• TASK PROMPT:
Make an exact copy of all the data.

━━━━━ DATA LISTING ━━━━━

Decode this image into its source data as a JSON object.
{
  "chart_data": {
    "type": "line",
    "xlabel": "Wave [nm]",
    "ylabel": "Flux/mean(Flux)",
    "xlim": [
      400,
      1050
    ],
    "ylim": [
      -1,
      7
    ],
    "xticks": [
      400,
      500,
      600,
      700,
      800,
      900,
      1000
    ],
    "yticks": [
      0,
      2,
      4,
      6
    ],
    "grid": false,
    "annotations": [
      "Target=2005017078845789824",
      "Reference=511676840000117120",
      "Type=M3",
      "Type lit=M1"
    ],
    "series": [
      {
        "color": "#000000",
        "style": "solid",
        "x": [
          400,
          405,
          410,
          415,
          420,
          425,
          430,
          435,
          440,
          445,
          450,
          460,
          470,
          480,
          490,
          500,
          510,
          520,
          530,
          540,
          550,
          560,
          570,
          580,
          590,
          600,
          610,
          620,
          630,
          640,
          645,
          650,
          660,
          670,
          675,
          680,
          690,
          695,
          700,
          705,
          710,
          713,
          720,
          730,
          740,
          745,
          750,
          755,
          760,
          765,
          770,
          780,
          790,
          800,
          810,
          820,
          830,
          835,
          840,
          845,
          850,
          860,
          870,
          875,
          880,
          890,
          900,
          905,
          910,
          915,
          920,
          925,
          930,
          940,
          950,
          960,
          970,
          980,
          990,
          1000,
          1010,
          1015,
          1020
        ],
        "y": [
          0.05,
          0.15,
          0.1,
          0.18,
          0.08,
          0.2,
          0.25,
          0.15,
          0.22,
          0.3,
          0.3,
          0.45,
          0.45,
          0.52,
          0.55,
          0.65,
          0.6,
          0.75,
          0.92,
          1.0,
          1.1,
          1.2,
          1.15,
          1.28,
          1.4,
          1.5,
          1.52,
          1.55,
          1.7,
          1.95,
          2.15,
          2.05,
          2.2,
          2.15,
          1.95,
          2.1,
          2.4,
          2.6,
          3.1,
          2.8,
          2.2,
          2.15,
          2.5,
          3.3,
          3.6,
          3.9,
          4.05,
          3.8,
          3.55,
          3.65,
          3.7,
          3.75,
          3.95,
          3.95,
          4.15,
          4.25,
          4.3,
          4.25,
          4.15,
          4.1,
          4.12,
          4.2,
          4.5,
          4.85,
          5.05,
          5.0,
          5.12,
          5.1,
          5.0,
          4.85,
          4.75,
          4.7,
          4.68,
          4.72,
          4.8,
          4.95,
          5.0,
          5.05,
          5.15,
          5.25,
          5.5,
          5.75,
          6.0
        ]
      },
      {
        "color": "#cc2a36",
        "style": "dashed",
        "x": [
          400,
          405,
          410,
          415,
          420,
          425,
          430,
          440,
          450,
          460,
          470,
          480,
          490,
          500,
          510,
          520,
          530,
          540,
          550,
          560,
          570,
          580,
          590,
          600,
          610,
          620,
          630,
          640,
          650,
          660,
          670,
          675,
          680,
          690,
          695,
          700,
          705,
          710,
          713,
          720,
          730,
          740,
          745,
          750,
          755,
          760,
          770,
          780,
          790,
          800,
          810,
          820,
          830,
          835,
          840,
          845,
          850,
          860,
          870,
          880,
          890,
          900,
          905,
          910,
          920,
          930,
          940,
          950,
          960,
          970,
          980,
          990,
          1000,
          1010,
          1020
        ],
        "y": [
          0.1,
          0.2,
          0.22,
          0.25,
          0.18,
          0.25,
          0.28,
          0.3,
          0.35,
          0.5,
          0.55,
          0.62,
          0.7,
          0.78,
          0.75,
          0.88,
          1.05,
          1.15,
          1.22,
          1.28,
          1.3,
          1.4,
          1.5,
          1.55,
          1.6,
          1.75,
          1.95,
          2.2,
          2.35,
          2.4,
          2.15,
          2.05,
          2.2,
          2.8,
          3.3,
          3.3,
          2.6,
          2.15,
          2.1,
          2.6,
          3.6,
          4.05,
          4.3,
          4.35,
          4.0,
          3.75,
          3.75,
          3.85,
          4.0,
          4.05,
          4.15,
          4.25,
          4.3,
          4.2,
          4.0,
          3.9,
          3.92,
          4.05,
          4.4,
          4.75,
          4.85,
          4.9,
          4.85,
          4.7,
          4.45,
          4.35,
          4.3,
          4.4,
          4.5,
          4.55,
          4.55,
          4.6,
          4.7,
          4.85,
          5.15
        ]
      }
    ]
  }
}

━━━━━

• RESULT OF THE EXERCISE:
Decode this image into its source data as a JSON object.
{
  "chart_data": {
    "type": "line",
    "xlabel": "Wave [nm]",
    "ylabel": "Flux/mean(Flux)",
    "xlim": [
      400,
      1050
    ],
    "ylim": [
      -1,
      7
    ],
    "xticks": [
      400,
      500,
      600,
      700,
      800,
      900,
      1000
    ],
    "yticks": [
      0,
      2,
      4,
      6
    ],
    "grid": false,
    "annotations": [
      "Target=2005017078845789824",
      "Reference=511676840000117120",
      "Type=M3",
      "Type lit=M1"
    ],
    "series": [
      {
        "color": "#000000",
        "style": "solid",
        "x": [
          400,
          405,
          410,
          415,
          420,
          425,
          430,
          435,
          440,
          445,
          450,
          460,
          470,
          480,
          490,
          500,
          510,
          520,
          530,
          540,
          550,
          560,
          570,
          580,
          590,
          600,
          610,
          620,
          630,
          640,
          645,
          650,
          660,
          670,
          675,
          680,
          690,
          695,
          700,
          705,
          710,
          713,
          720,
          730,
          740,
          745,
          750,
          755,
          760,
          765,
          770,
          780,
          790,
          800,
          810,
          820,
          830,
          835,
          840,
          845,
          850,
          860,
          870,
          875,
          880,
          890,
          900,
          905,
          910,
          915,
          920,
          925,
          930,
          940,
          950,
          960,
          970,
          980,
          990,
          1000,
          1010,
          1015,
          1020
        ],
        "y": [
          0.05,
          0.15,
          0.1,
          0.18,
          0.08,
          0.2,
          0.25,
          0.15,
          0.22,
          0.3,
          0.3,
          0.45,
          0.45,
          0.52,
          0.55,
          0.65,
          0.6,
          0.75,
          0.92,
          1.0,
          1.1,
          1.2,
          1.15,
          1.28,
          1.4,
          1.5,
          1.52,
          1.55,
          1.7,
          1.95,
          2.15,
          2.05,
          2.2,
          2.15,
          1.95,
          2.1,
          2.4,
          2.6,
          3.1,
          2.8,
          2.2,
          2.15,
          2.5,
          3.3,
          3.6,
          3.9,
          4.05,
          3.8,
          3.55,
          3.65,
          3.7,
          3.75,
          3.95,
          3.95,
          4.15,
          4.25,
          4.3,
          4.25,
          4.15,
          4.1,
          4.12,
          4.2,
          4.5,
          4.85,
          5.05,
          5.0,
          5.12,
          5.1,
          5.0,
          4.85,
          4.75,
          4.7,
          4.68,
          4.72,
          4.8,
          4.95,
          5.0,
          5.05,
          5.15,
          5.25,
          5.5,
          5.75,
          6.0
        ]
      },
      {
        "color": "#cc2a36",
        "style": "dashed",
        "x": [
          400,
          405,
          410,
          415,
          420,
          425,
          430,
          440,
          450,
          460,
          470,
          480,
          490,
          500,
          510,
          520,
          530,
          540,
          550,
          560,
          570,
          580,
          590,
          600,
          610,
          620,
          630,
          640,
          650,
          660,
          670,
          675,
          680,
          690,
          695,
          700,
          705,
          710,
          713,
          720,
          730,
          740,
          745,
          750,
          755,
          760,
          770,
          780,
          790,
          800,
          810,
          820,
          830,
          835,
          840,
          845,
          850,
          860,
          870,
          880,
          890,
          900,
          905,
          910,
          920,
          930,
          940,
          950,
          960,
          970,
          980,
          990,
          1000,
          1010,
          1020
        ],
        "y": [
          0.1,
          0.2,
          0.22,
          0.25,
          0.18,
          0.25,
          0.28,
          0.3,
          0.35,
          0.5,
          0.55,
          0.62,
          0.7,
          0.78,
          0.75,
          0.88,
          1.05,
          1.15,
          1.22,
          1.28,
          1.3,
          1.4,
          1.5,
          1.55,
          1.6,
          1.75,
          1.95,
          2.2,
          2.35,
          2.4,
          2.15,
          2.05,
          2.2,
          2.8,
          3.3,
          3.3,
          2.6,
          2.15,
          2.1,
          2.6,
          3.6,
          4.05,
          4.3,
          4.35,
          4.0,
          3.75,
          3.75,
          3.85,
          4.0,
          4.05,
          4.15,
          4.25,
          4.3,
          4.2,
          4.0,
          3.9,
          3.92,
          4.05,
          4.4,
          4.75,
          4.85,
          4.9,
          4.85,
          4.7,
          4.45,
          4.35,
          4.3,
          4.4,
          4.5,
          4.55,
          4.55,
          4.6,
          4.7,
          4.85,
          5.15
        ]
      }
    ]
  }
}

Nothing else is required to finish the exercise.